### Records

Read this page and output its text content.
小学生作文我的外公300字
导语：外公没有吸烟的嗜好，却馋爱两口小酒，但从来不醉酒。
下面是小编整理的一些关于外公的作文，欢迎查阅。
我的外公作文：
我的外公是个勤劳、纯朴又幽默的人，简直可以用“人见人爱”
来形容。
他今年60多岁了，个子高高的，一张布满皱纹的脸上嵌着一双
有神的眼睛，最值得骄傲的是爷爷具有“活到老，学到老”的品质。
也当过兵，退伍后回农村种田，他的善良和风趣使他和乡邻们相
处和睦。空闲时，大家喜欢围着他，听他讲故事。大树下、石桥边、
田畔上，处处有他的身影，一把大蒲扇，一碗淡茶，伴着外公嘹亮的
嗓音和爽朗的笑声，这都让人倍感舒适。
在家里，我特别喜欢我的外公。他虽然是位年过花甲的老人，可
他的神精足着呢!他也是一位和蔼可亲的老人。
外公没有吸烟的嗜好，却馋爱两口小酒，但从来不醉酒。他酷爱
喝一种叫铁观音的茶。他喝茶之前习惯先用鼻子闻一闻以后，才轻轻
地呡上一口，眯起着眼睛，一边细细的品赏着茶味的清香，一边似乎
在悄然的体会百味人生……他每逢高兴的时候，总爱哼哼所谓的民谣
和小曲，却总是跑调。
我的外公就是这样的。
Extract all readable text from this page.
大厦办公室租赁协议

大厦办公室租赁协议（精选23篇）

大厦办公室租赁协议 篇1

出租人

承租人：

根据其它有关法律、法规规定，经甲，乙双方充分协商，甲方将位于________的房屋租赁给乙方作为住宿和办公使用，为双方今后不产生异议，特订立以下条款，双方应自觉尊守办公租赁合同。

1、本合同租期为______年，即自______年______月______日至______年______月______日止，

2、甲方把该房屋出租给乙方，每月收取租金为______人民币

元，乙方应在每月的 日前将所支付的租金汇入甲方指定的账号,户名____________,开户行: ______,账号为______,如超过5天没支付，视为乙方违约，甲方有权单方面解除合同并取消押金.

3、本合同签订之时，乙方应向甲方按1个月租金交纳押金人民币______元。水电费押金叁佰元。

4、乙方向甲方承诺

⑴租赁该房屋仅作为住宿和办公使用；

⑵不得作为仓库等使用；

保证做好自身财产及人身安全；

### PROMPT
Every record above should be copied exactly.

### SOLVED PROBLEM
Read this page and output its text content.
小学生作文我的外公300字
导语：外公没有吸烟的嗜好，却馋爱两口小酒，但从来不醉酒。
下面是小编整理的一些关于外公的作文，欢迎查阅。
我的外公作文：
我的外公是个勤劳、纯朴又幽默的人，简直可以用“人见人爱”
来形容。
他今年60多岁了，个子高高的，一张布满皱纹的脸上嵌着一双
有神的眼睛，最值得骄傲的是爷爷具有“活到老，学到老”的品质。
也当过兵，退伍后回农村种田，他的善良和风趣使他和乡邻们相
处和睦。空闲时，大家喜欢围着他，听他讲故事。大树下、石桥边、
田畔上，处处有他的身影，一把大蒲扇，一碗淡茶，伴着外公嘹亮的
嗓音和爽朗的笑声，这都让人倍感舒适。
在家里，我特别喜欢我的外公。他虽然是位年过花甲的老人，可
他的神精足着呢!他也是一位和蔼可亲的老人。
外公没有吸烟的嗜好，却馋爱两口小酒，但从来不醉酒。他酷爱
喝一种叫铁观音的茶。他喝茶之前习惯先用鼻子闻一闻以后，才轻轻
地呡上一口，眯起着眼睛，一边细细的品赏着茶味的清香，一边似乎
在悄然的体会百味人生……他每逢高兴的时候，总爱哼哼所谓的民谣
和小曲，却总是跑调。
我的外公就是这样的。
Extract all readable text from this page.
大厦办公室租赁协议

大厦办公室租赁协议（精选23篇）

大厦办公室租赁协议 篇1

出租人

承租人：

根据其它有关法律、法规规定，经甲，乙双方充分协商，甲方将位于________的房屋租赁给乙方作为住宿和办公使用，为双方今后不产生异议，特订立以下条款，双方应自觉尊守办公租赁合同。

1、本合同租期为______年，即自______年______月______日至______年______月______日止，

2、甲方把该房屋出租给乙方，每月收取租金为______人民币

元，乙方应在每月的 日前将所支付的租金汇入甲方指定的账号,户名____________,开户行: ______,账号为______,如超过5天没支付，视为乙方违约，甲方有权单方面解除合同并取消押金.

3、本合同签订之时，乙方应向甲方按1个月租金交纳押金人民币______元。水电费押金叁佰元。

4、乙方向甲方承诺

⑴租赁该房屋仅作为住宿和办公使用；

⑵不得作为仓库等使用；

保证做好自身财产及人身安全；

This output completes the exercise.